## [Data to process]
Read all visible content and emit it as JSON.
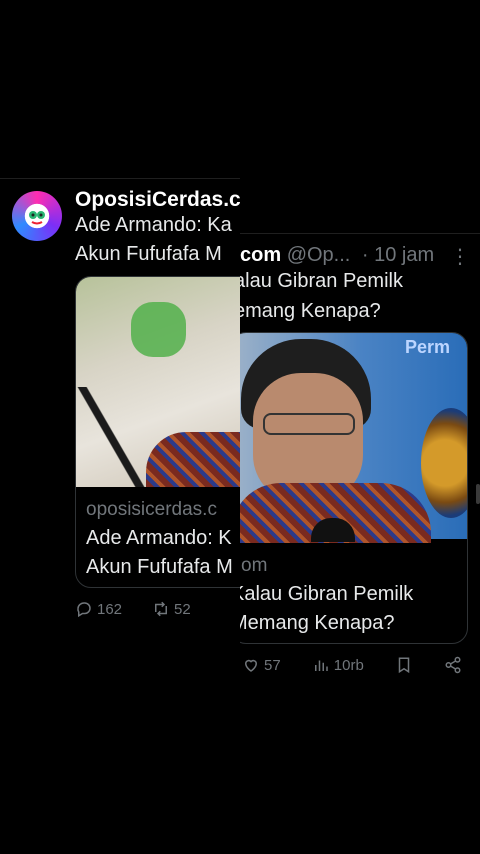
{
  "left_post": {
    "name": "OposisiCerdas.c",
    "text_line1": "Ade Armando: Ka",
    "text_line2": "Akun Fufufafa M",
    "card": {
      "domain": "oposisicerdas.c",
      "title_line1": "Ade Armando: K",
      "title_line2": "Akun Fufufafa M"
    },
    "actions": {
      "replies": "162",
      "reposts": "52"
    }
  },
  "right_post": {
    "name_fragment": "com",
    "handle": "@Op...",
    "time": "· 10 jam",
    "more": "⋮",
    "text_line1": "alau Gibran Pemilk",
    "text_line2": "emang Kenapa?",
    "card": {
      "domain": "om",
      "title_line1": "Kalau Gibran Pemilk",
      "title_line2": "Memang Kenapa?",
      "image_logo": "Perm"
    },
    "actions": {
      "likes": "57",
      "views": "10rb"
    }
  }
}
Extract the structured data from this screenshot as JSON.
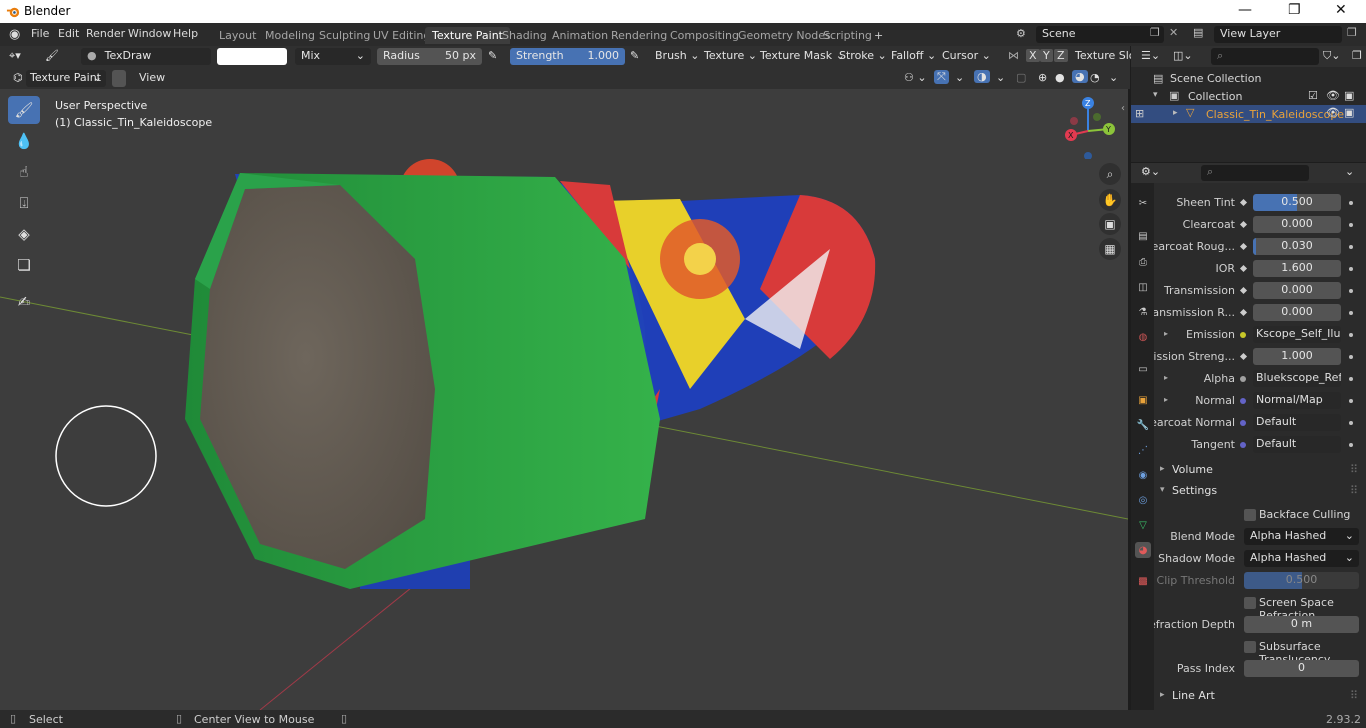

## [Directions for this task]
Copy the material exactly. Do not include the pictures.

## [Result of the exercise]
Read all visible content and emit it as JSON.
{
  "left_post": {
    "name": "OposisiCerdas.c",
    "text_line1": "Ade Armando: Ka",
    "text_line2": "Akun Fufufafa M",
    "card": {
      "domain": "oposisicerdas.c",
      "title_line1": "Ade Armando: K",
      "title_line2": "Akun Fufufafa M"
    },
    "actions": {
      "replies": "162",
      "reposts": "52"
    }
  },
  "right_post": {
    "name_fragment": "com",
    "handle": "@Op...",
    "time": "· 10 jam",
    "more": "⋮",
    "text_line1": "alau Gibran Pemilk",
    "text_line2": "emang Kenapa?",
    "card": {
      "domain": "om",
      "title_line1": "Kalau Gibran Pemilk",
      "title_line2": "Memang Kenapa?",
      "image_logo": "Perm"
    },
    "actions": {
      "likes": "57",
      "views": "10rb"
    }
  }
}
Extract the structured data from this screenshot as JSON.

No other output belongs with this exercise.